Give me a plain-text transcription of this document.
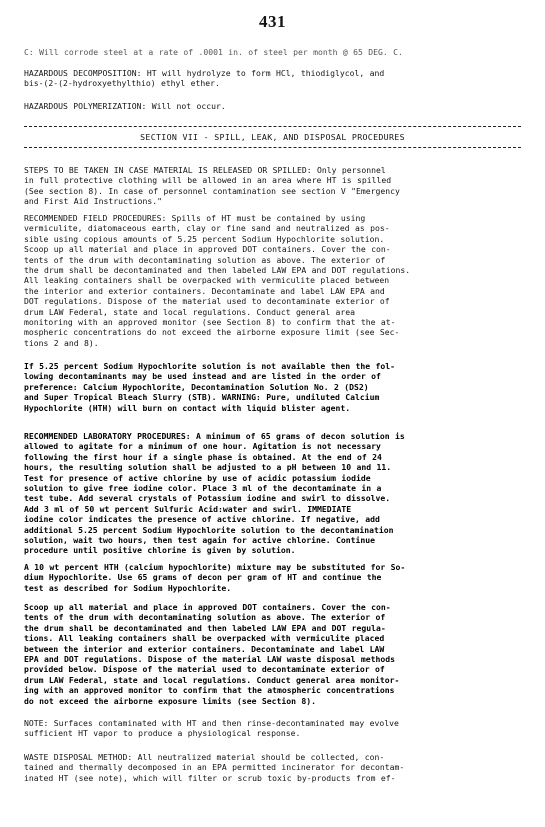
431
C: Will corrode steel at a rate of .0001 in. of steel per month @ 65 DEG. C.
HAZARDOUS DECOMPOSITION: HT will hydrolyze to form HCl, thiodiglycol, and
bis-(2-(2-hydroxyethylthio) ethyl ether.
HAZARDOUS POLYMERIZATION: Will not occur.
SECTION VII - SPILL, LEAK, AND DISPOSAL PROCEDURES
STEPS TO BE TAKEN IN CASE MATERIAL IS RELEASED OR SPILLED: Only personnel
in full protective clothing will be allowed in an area where HT is spilled
(See section 8). In case of personnel contamination see section V "Emergency
and First Aid Instructions."
RECOMMENDED FIELD PROCEDURES: Spills of HT must be contained by using
vermiculite, diatomaceous earth, clay or fine sand and neutralized as pos-
sible using copious amounts of 5.25 percent Sodium Hypochlorite solution.
Scoop up all material and place in approved DOT containers. Cover the con-
tents of the drum with decontaminating solution as above. The exterior of
the drum shall be decontaminated and then labeled LAW EPA and DOT regulations.
All leaking containers shall be overpacked with vermiculite placed between
the interior and exterior containers. Decontaminate and label LAW EPA and
DOT regulations. Dispose of the material used to decontaminate exterior of
drum LAW Federal, state and local regulations. Conduct general area
monitoring with an approved monitor (see Section 8) to confirm that the at-
mospheric concentrations do not exceed the airborne exposure limit (see Sec-
tions 2 and 8).
If 5.25 percent Sodium Hypochlorite solution is not available then the fol-
lowing decontaminants may be used instead and are listed in the order of
preference: Calcium Hypochlorite, Decontamination Solution No. 2 (DS2)
and Super Tropical Bleach Slurry (STB). WARNING: Pure, undiluted Calcium
Hypochlorite (HTH) will burn on contact with liquid blister agent.
RECOMMENDED LABORATORY PROCEDURES: A minimum of 65 grams of decon solution is
allowed to agitate for a minimum of one hour. Agitation is not necessary
following the first hour if a single phase is obtained. At the end of 24
hours, the resulting solution shall be adjusted to a pH between 10 and 11.
Test for presence of active chlorine by use of acidic potassium iodide
solution to give free iodine color. Place 3 ml of the decontaminate in a
test tube. Add several crystals of Potassium iodine and swirl to dissolve.
Add 3 ml of 50 wt percent Sulfuric Acid:water and swirl. IMMEDIATE
iodine color indicates the presence of active chlorine. If negative, add
additional 5.25 percent Sodium Hypochlorite solution to the decontamination
solution, wait two hours, then test again for active chlorine. Continue
procedure until positive chlorine is given by solution.
A 10 wt percent HTH (calcium hypochlorite) mixture may be substituted for So-
dium Hypochlorite. Use 65 grams of decon per gram of HT and continue the
test as described for Sodium Hypochlorite.
Scoop up all material and place in approved DOT containers. Cover the con-
tents of the drum with decontaminating solution as above. The exterior of
the drum shall be decontaminated and then labeled LAW EPA and DOT regula-
tions. All leaking containers shall be overpacked with vermiculite placed
between the interior and exterior containers. Decontaminate and label LAW
EPA and DOT regulations. Dispose of the material LAW waste disposal methods
provided below. Dispose of the material used to decontaminate exterior of
drum LAW Federal, state and local regulations. Conduct general area monitor-
ing with an approved monitor to confirm that the atmospheric concentrations
do not exceed the airborne exposure limits (see Section 8).
NOTE: Surfaces contaminated with HT and then rinse-decontaminated may evolve
sufficient HT vapor to produce a physiological response.
WASTE DISPOSAL METHOD: All neutralized material should be collected, con-
tained and thermally decomposed in an EPA permitted incinerator for decontam-
inated HT (see note), which will filter or scrub toxic by-products from ef-
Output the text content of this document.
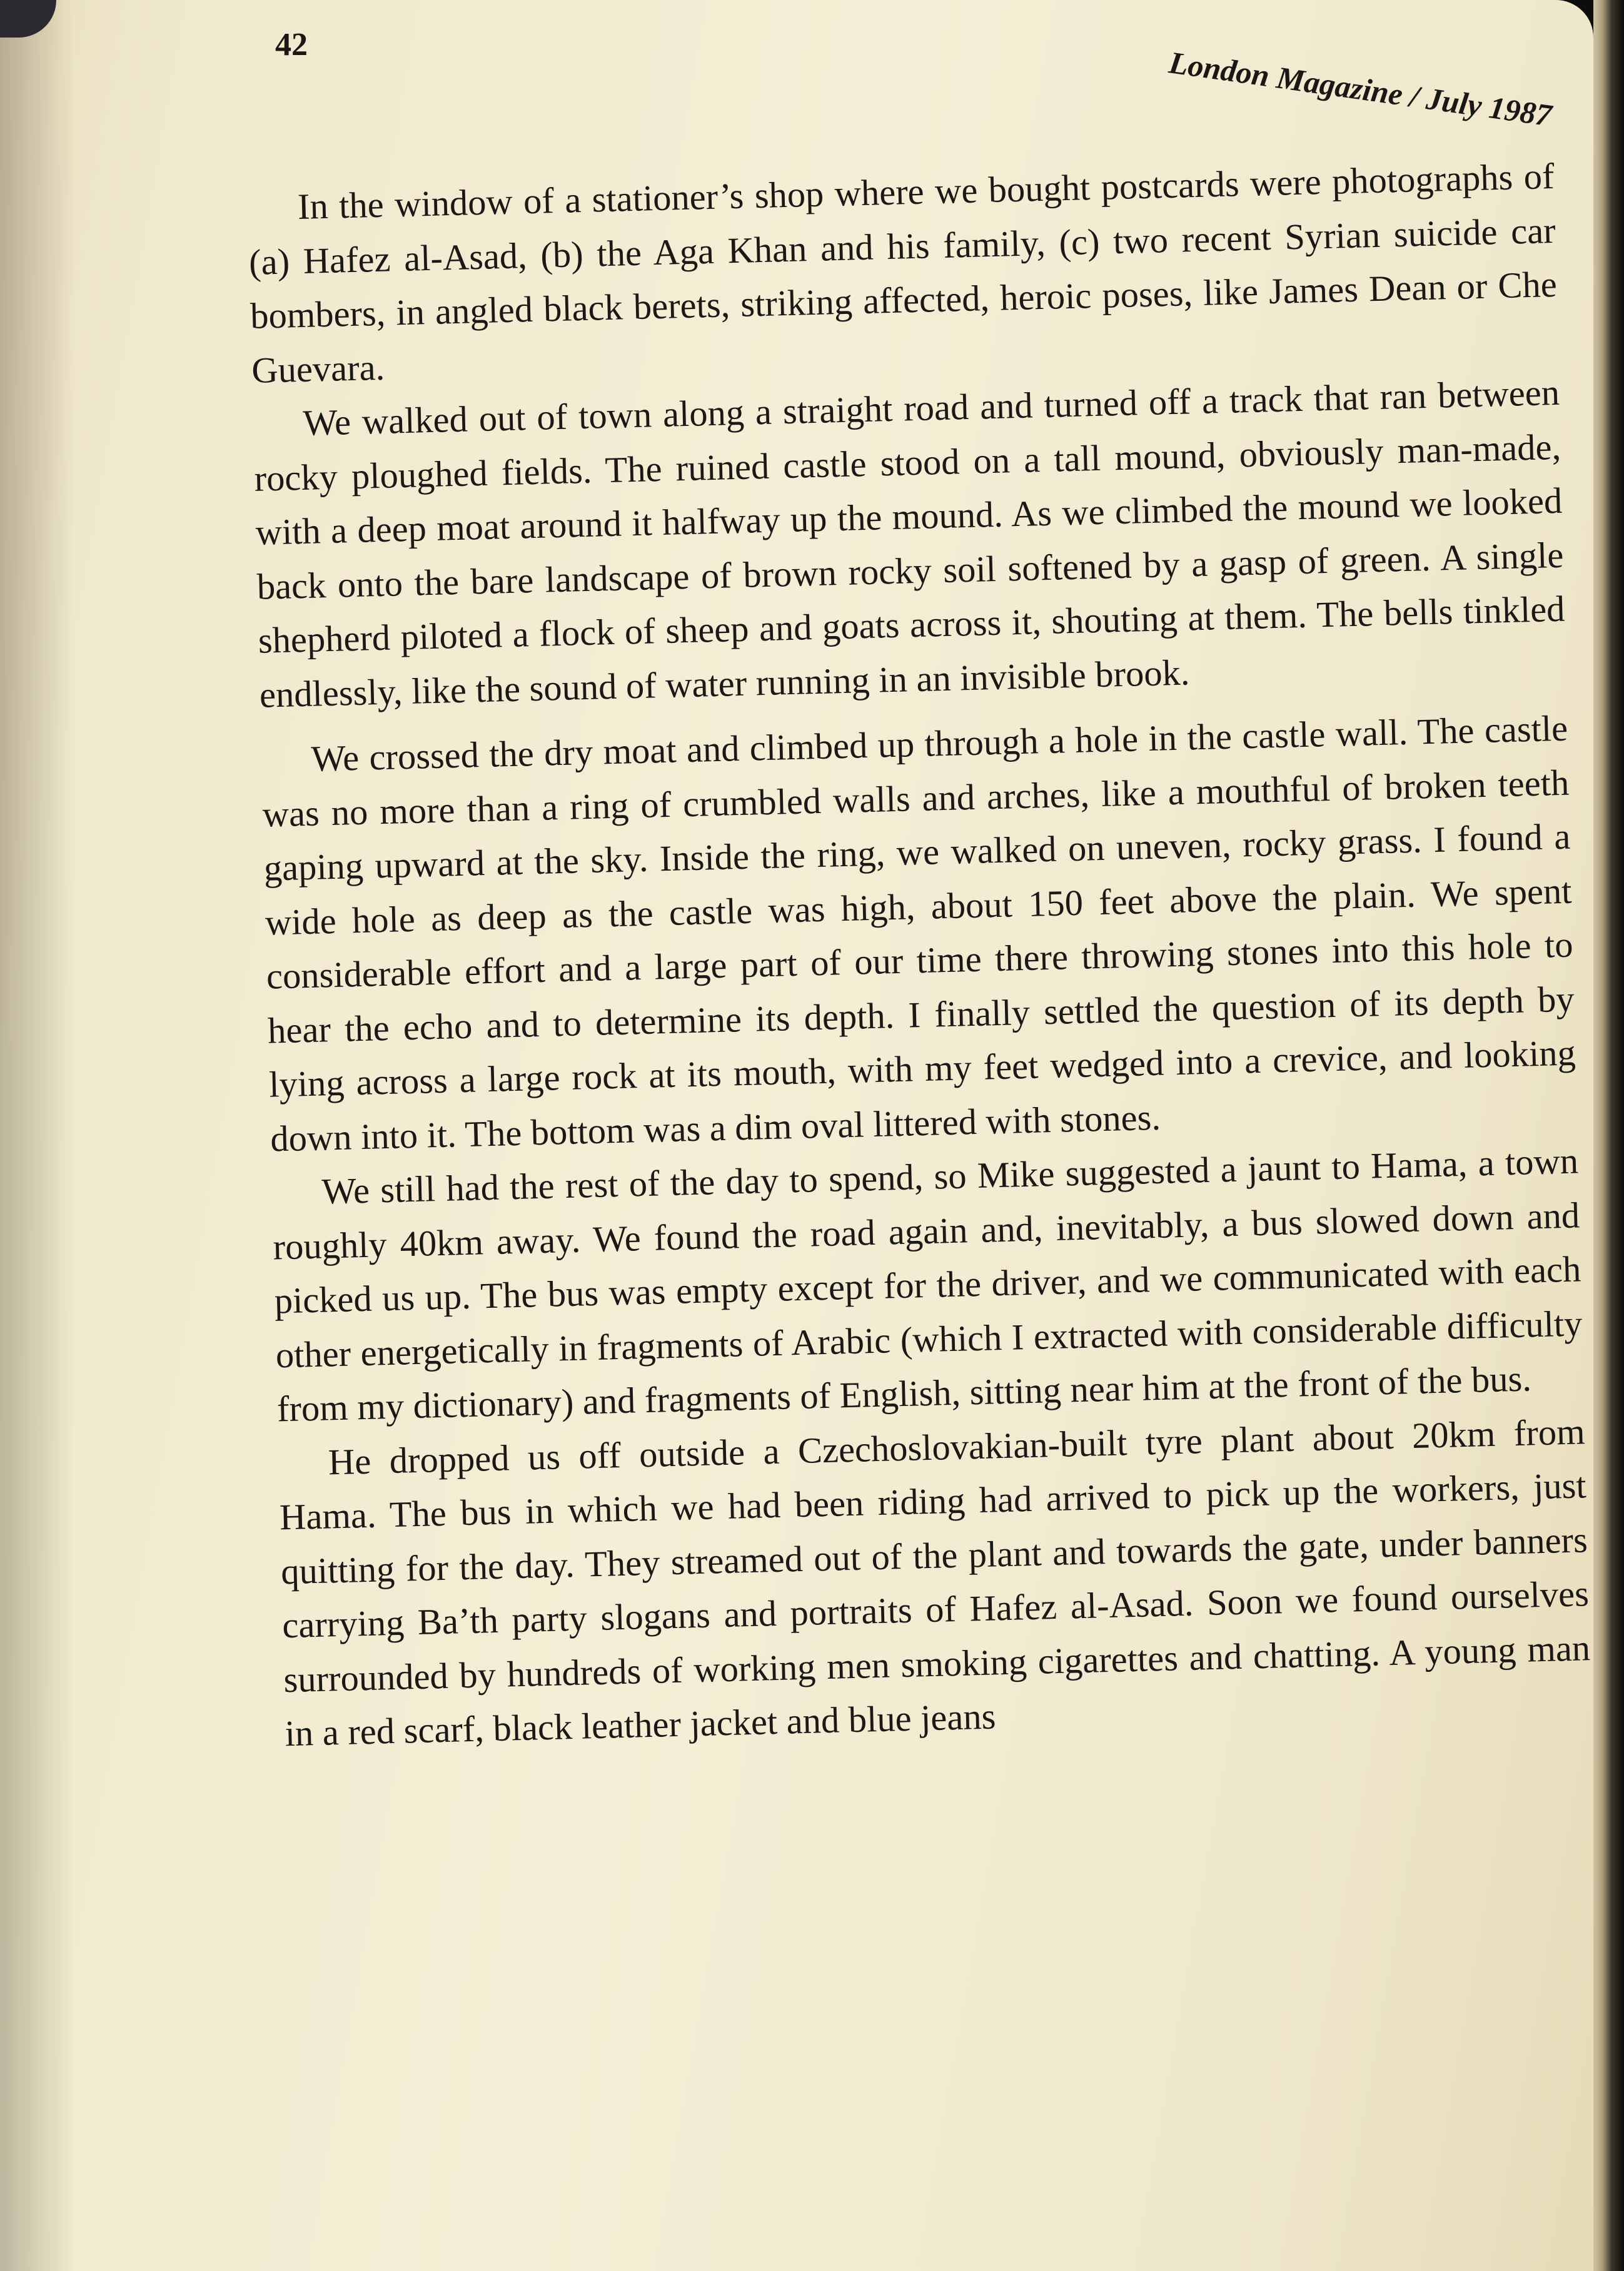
42	London Magazine / July 1987

In the window of a stationer’s shop where we bought postcards were photographs of (a) Hafez al-Asad, (b) the Aga Khan and his family, (c) two recent Syrian suicide car bombers, in angled black berets, striking affected, heroic poses, like James Dean or Che Guevara.

We walked out of town along a straight road and turned off a track that ran between rocky ploughed fields. The ruined castle stood on a tall mound, obviously man-made, with a deep moat around it halfway up the mound. As we climbed the mound we looked back onto the bare landscape of brown rocky soil softened by a gasp of green. A single shepherd piloted a flock of sheep and goats across it, shouting at them. The bells tinkled endlessly, like the sound of water running in an invisible brook.

We crossed the dry moat and climbed up through a hole in the castle wall. The castle was no more than a ring of crumbled walls and arches, like a mouthful of broken teeth gaping upward at the sky. Inside the ring, we walked on uneven, rocky grass. I found a wide hole as deep as the castle was high, about 150 feet above the plain. We spent considerable effort and a large part of our time there throwing stones into this hole to hear the echo and to determine its depth. I finally settled the question of its depth by lying across a large rock at its mouth, with my feet wedged into a crevice, and looking down into it. The bottom was a dim oval littered with stones.

We still had the rest of the day to spend, so Mike suggested a jaunt to Hama, a town roughly 40km away. We found the road again and, inevitably, a bus slowed down and picked us up. The bus was empty except for the driver, and we communicated with each other energetically in fragments of Arabic (which I extracted with considerable difficulty from my dictionary) and fragments of English, sitting near him at the front of the bus.

He dropped us off outside a Czechoslovakian-built tyre plant about 20km from Hama. The bus in which we had been riding had arrived to pick up the workers, just quitting for the day. They streamed out of the plant and towards the gate, under banners carrying Ba’th party slogans and portraits of Hafez al-Asad. Soon we found ourselves surrounded by hundreds of working men smoking cigarettes and chatting. A young man in a red scarf, black leather jacket and blue jeans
= = =
* WHAT THIS TASK INVOLVES
Will you restate every entry word for word and omit the images?

* TASK ANSWER
Give me a plain-text transcription of this document.
431
C: Will corrode steel at a rate of .0001 in. of steel per month @ 65 DEG. C.
HAZARDOUS DECOMPOSITION: HT will hydrolyze to form HCl, thiodiglycol, and
bis-(2-(2-hydroxyethylthio) ethyl ether.
HAZARDOUS POLYMERIZATION: Will not occur.
SECTION VII - SPILL, LEAK, AND DISPOSAL PROCEDURES
STEPS TO BE TAKEN IN CASE MATERIAL IS RELEASED OR SPILLED: Only personnel
in full protective clothing will be allowed in an area where HT is spilled
(See section 8). In case of personnel contamination see section V "Emergency
and First Aid Instructions."
RECOMMENDED FIELD PROCEDURES: Spills of HT must be contained by using
vermiculite, diatomaceous earth, clay or fine sand and neutralized as pos-
sible using copious amounts of 5.25 percent Sodium Hypochlorite solution.
Scoop up all material and place in approved DOT containers. Cover the con-
tents of the drum with decontaminating solution as above. The exterior of
the drum shall be decontaminated and then labeled LAW EPA and DOT regulations.
All leaking containers shall be overpacked with vermiculite placed between
the interior and exterior containers. Decontaminate and label LAW EPA and
DOT regulations. Dispose of the material used to decontaminate exterior of
drum LAW Federal, state and local regulations. Conduct general area
monitoring with an approved monitor (see Section 8) to confirm that the at-
mospheric concentrations do not exceed the airborne exposure limit (see Sec-
tions 2 and 8).
If 5.25 percent Sodium Hypochlorite solution is not available then the fol-
lowing decontaminants may be used instead and are listed in the order of
preference: Calcium Hypochlorite, Decontamination Solution No. 2 (DS2)
and Super Tropical Bleach Slurry (STB). WARNING: Pure, undiluted Calcium
Hypochlorite (HTH) will burn on contact with liquid blister agent.
RECOMMENDED LABORATORY PROCEDURES: A minimum of 65 grams of decon solution is
allowed to agitate for a minimum of one hour. Agitation is not necessary
following the first hour if a single phase is obtained. At the end of 24
hours, the resulting solution shall be adjusted to a pH between 10 and 11.
Test for presence of active chlorine by use of acidic potassium iodide
solution to give free iodine color. Place 3 ml of the decontaminate in a
test tube. Add several crystals of Potassium iodine and swirl to dissolve.
Add 3 ml of 50 wt percent Sulfuric Acid:water and swirl. IMMEDIATE
iodine color indicates the presence of active chlorine. If negative, add
additional 5.25 percent Sodium Hypochlorite solution to the decontamination
solution, wait two hours, then test again for active chlorine. Continue
procedure until positive chlorine is given by solution.
A 10 wt percent HTH (calcium hypochlorite) mixture may be substituted for So-
dium Hypochlorite. Use 65 grams of decon per gram of HT and continue the
test as described for Sodium Hypochlorite.
Scoop up all material and place in approved DOT containers. Cover the con-
tents of the drum with decontaminating solution as above. The exterior of
the drum shall be decontaminated and then labeled LAW EPA and DOT regula-
tions. All leaking containers shall be overpacked with vermiculite placed
between the interior and exterior containers. Decontaminate and label LAW
EPA and DOT regulations. Dispose of the material LAW waste disposal methods
provided below. Dispose of the material used to decontaminate exterior of
drum LAW Federal, state and local regulations. Conduct general area monitor-
ing with an approved monitor to confirm that the atmospheric concentrations
do not exceed the airborne exposure limits (see Section 8).
NOTE: Surfaces contaminated with HT and then rinse-decontaminated may evolve
sufficient HT vapor to produce a physiological response.
WASTE DISPOSAL METHOD: All neutralized material should be collected, con-
tained and thermally decomposed in an EPA permitted incinerator for decontam-
inated HT (see note), which will filter or scrub toxic by-products from ef-
Output the text content of this document.
42	London Magazine / July 1987

In the window of a stationer’s shop where we bought postcards were photographs of (a) Hafez al-Asad, (b) the Aga Khan and his family, (c) two recent Syrian suicide car bombers, in angled black berets, striking affected, heroic poses, like James Dean or Che Guevara.

We walked out of town along a straight road and turned off a track that ran between rocky ploughed fields. The ruined castle stood on a tall mound, obviously man-made, with a deep moat around it halfway up the mound. As we climbed the mound we looked back onto the bare landscape of brown rocky soil softened by a gasp of green. A single shepherd piloted a flock of sheep and goats across it, shouting at them. The bells tinkled endlessly, like the sound of water running in an invisible brook.

We crossed the dry moat and climbed up through a hole in the castle wall. The castle was no more than a ring of crumbled walls and arches, like a mouthful of broken teeth gaping upward at the sky. Inside the ring, we walked on uneven, rocky grass. I found a wide hole as deep as the castle was high, about 150 feet above the plain. We spent considerable effort and a large part of our time there throwing stones into this hole to hear the echo and to determine its depth. I finally settled the question of its depth by lying across a large rock at its mouth, with my feet wedged into a crevice, and looking down into it. The bottom was a dim oval littered with stones.

We still had the rest of the day to spend, so Mike suggested a jaunt to Hama, a town roughly 40km away. We found the road again and, inevitably, a bus slowed down and picked us up. The bus was empty except for the driver, and we communicated with each other energetically in fragments of Arabic (which I extracted with considerable difficulty from my dictionary) and fragments of English, sitting near him at the front of the bus.

He dropped us off outside a Czechoslovakian-built tyre plant about 20km from Hama. The bus in which we had been riding had arrived to pick up the workers, just quitting for the day. They streamed out of the plant and towards the gate, under banners carrying Ba’th party slogans and portraits of Hafez al-Asad. Soon we found ourselves surrounded by hundreds of working men smoking cigarettes and chatting. A young man in a red scarf, black leather jacket and blue jeans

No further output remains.